▶ [Given instruction]: Leave out the pictures and repeat the data exactly.
Start of Exercise material
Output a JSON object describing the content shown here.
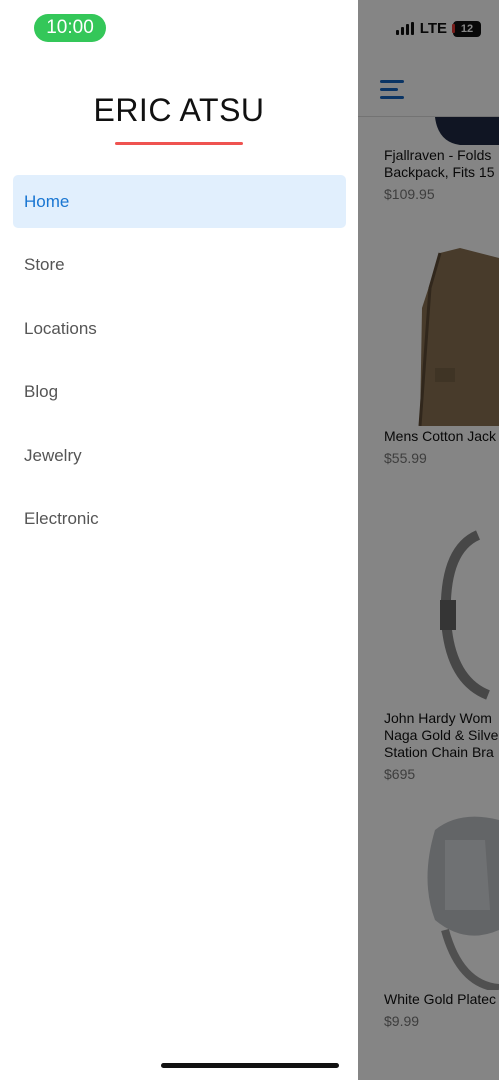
{
  "status_bar": {
    "time": "10:00",
    "network": "LTE",
    "battery": "12"
  },
  "drawer": {
    "title": "ERIC ATSU",
    "nav_items": [
      {
        "label": "Home",
        "active": true
      },
      {
        "label": "Store",
        "active": false
      },
      {
        "label": "Locations",
        "active": false
      },
      {
        "label": "Blog",
        "active": false
      },
      {
        "label": "Jewelry",
        "active": false
      },
      {
        "label": "Electronic",
        "active": false
      }
    ]
  },
  "background_screen": {
    "menu_icon": "hamburger-icon",
    "products": [
      {
        "title": "Fjallraven - Folds\nBackpack, Fits 15",
        "price": "$109.95"
      },
      {
        "title": "Mens Cotton Jack",
        "price": "$55.99"
      },
      {
        "title": "John Hardy Wom\nNaga Gold & Silve\nStation Chain Bra",
        "price": "$695"
      },
      {
        "title": "White Gold Platec",
        "price": "$9.99"
      }
    ]
  },
  "colors": {
    "accent": "#1976d2",
    "active_bg": "#e1effd",
    "underline": "#ef5350",
    "time_pill": "#34c759"
  }
}
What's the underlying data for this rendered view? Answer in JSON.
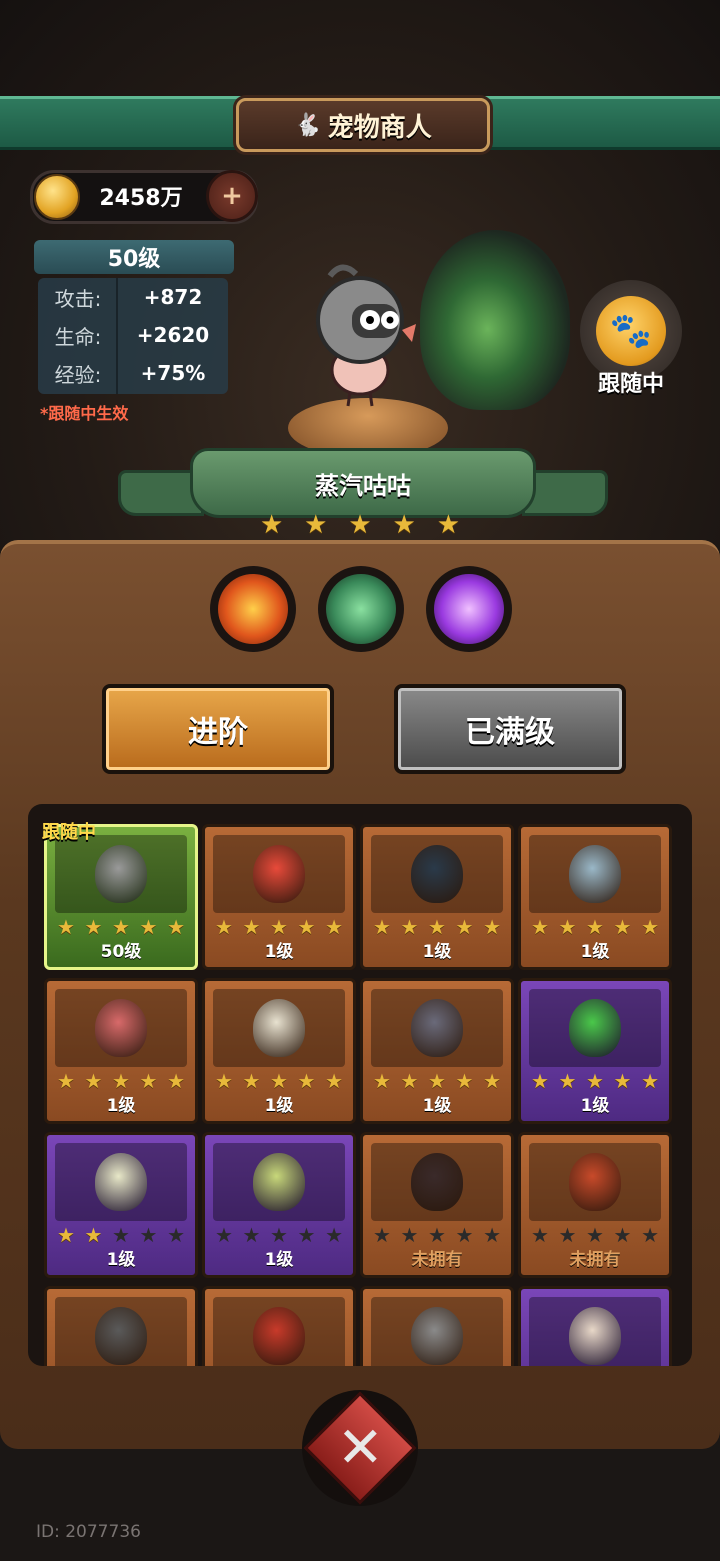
{
  "header": {
    "title": "宠物商人"
  },
  "currency": {
    "amount": "2458万",
    "add_label": "+"
  },
  "pet_stats": {
    "level": "50级",
    "rows": [
      {
        "key": "攻击:",
        "value": "+872"
      },
      {
        "key": "生命:",
        "value": "+2620"
      },
      {
        "key": "经验:",
        "value": "+75%"
      }
    ],
    "note": "*跟随中生效"
  },
  "pet": {
    "name": "蒸汽咕咕",
    "stars": 5,
    "follow_label": "跟随中"
  },
  "skills": [
    {
      "icon": "fire-skill-icon",
      "color": "#e0561c"
    },
    {
      "icon": "claw-skill-icon",
      "color": "#3a8a5a"
    },
    {
      "icon": "speech-skill-icon",
      "color": "#9a3ae0"
    }
  ],
  "buttons": {
    "advance": "进阶",
    "maxed": "已满级"
  },
  "grid": {
    "active_tag": "跟随中",
    "cards": [
      {
        "theme": "active",
        "stars": 5,
        "label": "50级",
        "avatar_color": "#9a9a9a"
      },
      {
        "theme": "orange",
        "stars": 5,
        "label": "1级",
        "avatar_color": "#e84a3a"
      },
      {
        "theme": "orange",
        "stars": 5,
        "label": "1级",
        "avatar_color": "#2a3a4a"
      },
      {
        "theme": "orange",
        "stars": 5,
        "label": "1级",
        "avatar_color": "#9ab8c8"
      },
      {
        "theme": "orange",
        "stars": 5,
        "label": "1级",
        "avatar_color": "#d86a6a"
      },
      {
        "theme": "orange",
        "stars": 5,
        "label": "1级",
        "avatar_color": "#e8e2d0"
      },
      {
        "theme": "orange",
        "stars": 5,
        "label": "1级",
        "avatar_color": "#6a6a7a"
      },
      {
        "theme": "purple",
        "stars": 5,
        "label": "1级",
        "avatar_color": "#4ac84a"
      },
      {
        "theme": "purple",
        "stars": 2,
        "label": "1级",
        "avatar_color": "#e8e8c8"
      },
      {
        "theme": "purple",
        "stars": 0,
        "label": "1级",
        "avatar_color": "#c8d87a"
      },
      {
        "theme": "orange",
        "stars": 0,
        "label": "未拥有",
        "avatar_color": "#3a2a2a"
      },
      {
        "theme": "orange",
        "stars": 0,
        "label": "未拥有",
        "avatar_color": "#c84a2a"
      },
      {
        "theme": "orange",
        "stars": 0,
        "label": "",
        "avatar_color": "#5a5a5a"
      },
      {
        "theme": "orange",
        "stars": 0,
        "label": "",
        "avatar_color": "#c83a2a"
      },
      {
        "theme": "orange",
        "stars": 0,
        "label": "",
        "avatar_color": "#8a8a8a"
      },
      {
        "theme": "purple",
        "stars": 0,
        "label": "",
        "avatar_color": "#e8d8c8"
      }
    ]
  },
  "footer": {
    "uid": "ID: 2077736"
  }
}
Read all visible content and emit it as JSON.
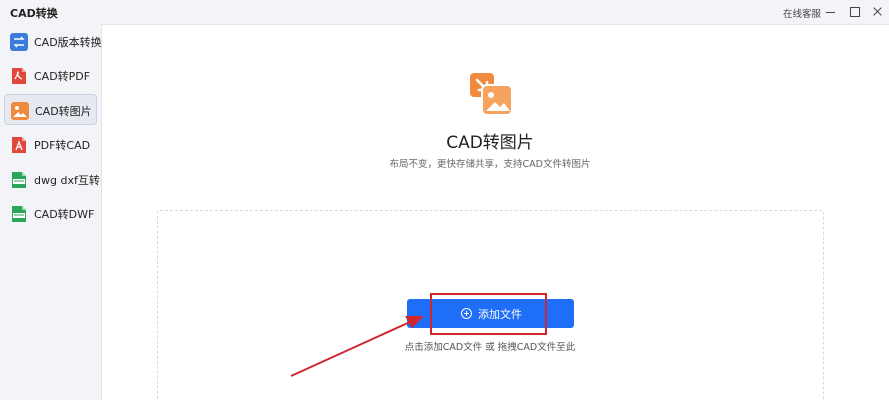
{
  "app": {
    "title": "CAD转换",
    "service_label": "在线客服"
  },
  "sidebar": {
    "items": [
      {
        "label": "CAD版本转换",
        "icon": "version-convert-icon",
        "color": "#3a7bdc",
        "active": false
      },
      {
        "label": "CAD转PDF",
        "icon": "pdf-file-icon",
        "color": "#e2473b",
        "active": false
      },
      {
        "label": "CAD转图片",
        "icon": "image-file-icon",
        "color": "#f08a3c",
        "active": true
      },
      {
        "label": "PDF转CAD",
        "icon": "pdf-to-cad-icon",
        "color": "#e2473b",
        "active": false
      },
      {
        "label": "dwg dxf互转",
        "icon": "dwg-file-icon",
        "color": "#2aa55a",
        "active": false
      },
      {
        "label": "CAD转DWF",
        "icon": "dwf-file-icon",
        "color": "#2aa55a",
        "active": false
      }
    ]
  },
  "main": {
    "title": "CAD转图片",
    "subtitle": "布局不变，更快存储共享，支持CAD文件转图片",
    "add_button_label": "添加文件",
    "hint": "点击添加CAD文件 或 拖拽CAD文件至此"
  },
  "colors": {
    "accent": "#1f6ef7",
    "annotation": "#d0272e",
    "hero": "#f08a3c"
  }
}
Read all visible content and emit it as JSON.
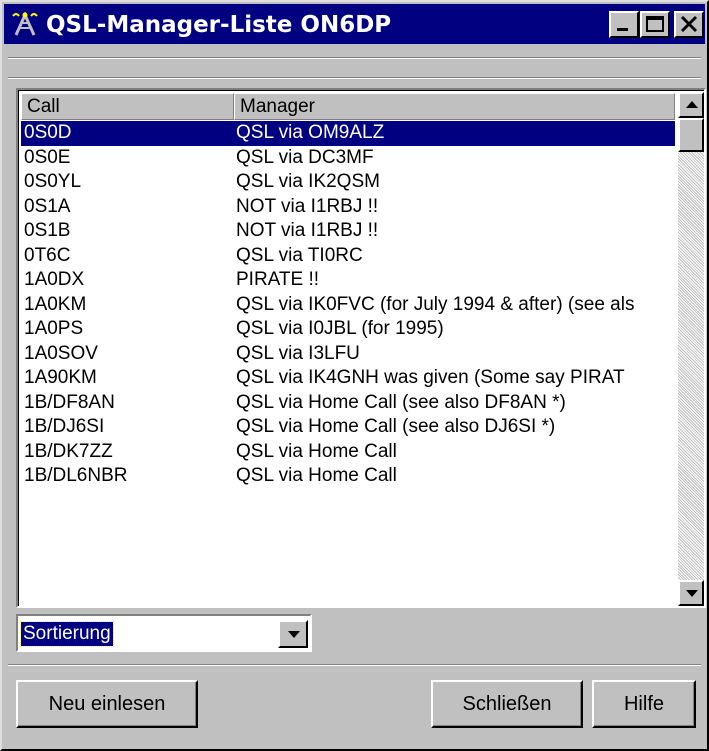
End of Exercise material
▶ [Answer to this exercise]:
Output a JSON object describing the content shown here.
{
  "status_bar": {
    "time": "10:00",
    "network": "LTE",
    "battery": "12"
  },
  "drawer": {
    "title": "ERIC ATSU",
    "nav_items": [
      {
        "label": "Home",
        "active": true
      },
      {
        "label": "Store",
        "active": false
      },
      {
        "label": "Locations",
        "active": false
      },
      {
        "label": "Blog",
        "active": false
      },
      {
        "label": "Jewelry",
        "active": false
      },
      {
        "label": "Electronic",
        "active": false
      }
    ]
  },
  "background_screen": {
    "menu_icon": "hamburger-icon",
    "products": [
      {
        "title": "Fjallraven - Folds\nBackpack, Fits 15",
        "price": "$109.95"
      },
      {
        "title": "Mens Cotton Jack",
        "price": "$55.99"
      },
      {
        "title": "John Hardy Wom\nNaga Gold & Silve\nStation Chain Bra",
        "price": "$695"
      },
      {
        "title": "White Gold Platec",
        "price": "$9.99"
      }
    ]
  },
  "colors": {
    "accent": "#1976d2",
    "active_bg": "#e1effd",
    "underline": "#ef5350",
    "time_pill": "#34c759"
  }
}
What's the underlying data for this rendered view? Answer in JSON.
{
  "header": {
    "title": "宠物商人"
  },
  "currency": {
    "amount": "2458万",
    "add_label": "+"
  },
  "pet_stats": {
    "level": "50级",
    "rows": [
      {
        "key": "攻击:",
        "value": "+872"
      },
      {
        "key": "生命:",
        "value": "+2620"
      },
      {
        "key": "经验:",
        "value": "+75%"
      }
    ],
    "note": "*跟随中生效"
  },
  "pet": {
    "name": "蒸汽咕咕",
    "stars": 5,
    "follow_label": "跟随中"
  },
  "skills": [
    {
      "icon": "fire-skill-icon",
      "color": "#e0561c"
    },
    {
      "icon": "claw-skill-icon",
      "color": "#3a8a5a"
    },
    {
      "icon": "speech-skill-icon",
      "color": "#9a3ae0"
    }
  ],
  "buttons": {
    "advance": "进阶",
    "maxed": "已满级"
  },
  "grid": {
    "active_tag": "跟随中",
    "cards": [
      {
        "theme": "active",
        "stars": 5,
        "label": "50级",
        "avatar_color": "#9a9a9a"
      },
      {
        "theme": "orange",
        "stars": 5,
        "label": "1级",
        "avatar_color": "#e84a3a"
      },
      {
        "theme": "orange",
        "stars": 5,
        "label": "1级",
        "avatar_color": "#2a3a4a"
      },
      {
        "theme": "orange",
        "stars": 5,
        "label": "1级",
        "avatar_color": "#9ab8c8"
      },
      {
        "theme": "orange",
        "stars": 5,
        "label": "1级",
        "avatar_color": "#d86a6a"
      },
      {
        "theme": "orange",
        "stars": 5,
        "label": "1级",
        "avatar_color": "#e8e2d0"
      },
      {
        "theme": "orange",
        "stars": 5,
        "label": "1级",
        "avatar_color": "#6a6a7a"
      },
      {
        "theme": "purple",
        "stars": 5,
        "label": "1级",
        "avatar_color": "#4ac84a"
      },
      {
        "theme": "purple",
        "stars": 2,
        "label": "1级",
        "avatar_color": "#e8e8c8"
      },
      {
        "theme": "purple",
        "stars": 0,
        "label": "1级",
        "avatar_color": "#c8d87a"
      },
      {
        "theme": "orange",
        "stars": 0,
        "label": "未拥有",
        "avatar_color": "#3a2a2a"
      },
      {
        "theme": "orange",
        "stars": 0,
        "label": "未拥有",
        "avatar_color": "#c84a2a"
      },
      {
        "theme": "orange",
        "stars": 0,
        "label": "",
        "avatar_color": "#5a5a5a"
      },
      {
        "theme": "orange",
        "stars": 0,
        "label": "",
        "avatar_color": "#c83a2a"
      },
      {
        "theme": "orange",
        "stars": 0,
        "label": "",
        "avatar_color": "#8a8a8a"
      },
      {
        "theme": "purple",
        "stars": 0,
        "label": "",
        "avatar_color": "#e8d8c8"
      }
    ]
  },
  "footer": {
    "uid": "ID: 2077736"
  }
}
Read all visible content and emit it as JSON.
{
  "app": {
    "title": "CAD转换",
    "service_label": "在线客服"
  },
  "sidebar": {
    "items": [
      {
        "label": "CAD版本转换",
        "icon": "version-convert-icon",
        "color": "#3a7bdc",
        "active": false
      },
      {
        "label": "CAD转PDF",
        "icon": "pdf-file-icon",
        "color": "#e2473b",
        "active": false
      },
      {
        "label": "CAD转图片",
        "icon": "image-file-icon",
        "color": "#f08a3c",
        "active": true
      },
      {
        "label": "PDF转CAD",
        "icon": "pdf-to-cad-icon",
        "color": "#e2473b",
        "active": false
      },
      {
        "label": "dwg dxf互转",
        "icon": "dwg-file-icon",
        "color": "#2aa55a",
        "active": false
      },
      {
        "label": "CAD转DWF",
        "icon": "dwf-file-icon",
        "color": "#2aa55a",
        "active": false
      }
    ]
  },
  "main": {
    "title": "CAD转图片",
    "subtitle": "布局不变，更快存储共享，支持CAD文件转图片",
    "add_button_label": "添加文件",
    "hint": "点击添加CAD文件 或 拖拽CAD文件至此"
  },
  "colors": {
    "accent": "#1f6ef7",
    "annotation": "#d0272e",
    "hero": "#f08a3c"
  }
}
Read all visible content and emit it as JSON.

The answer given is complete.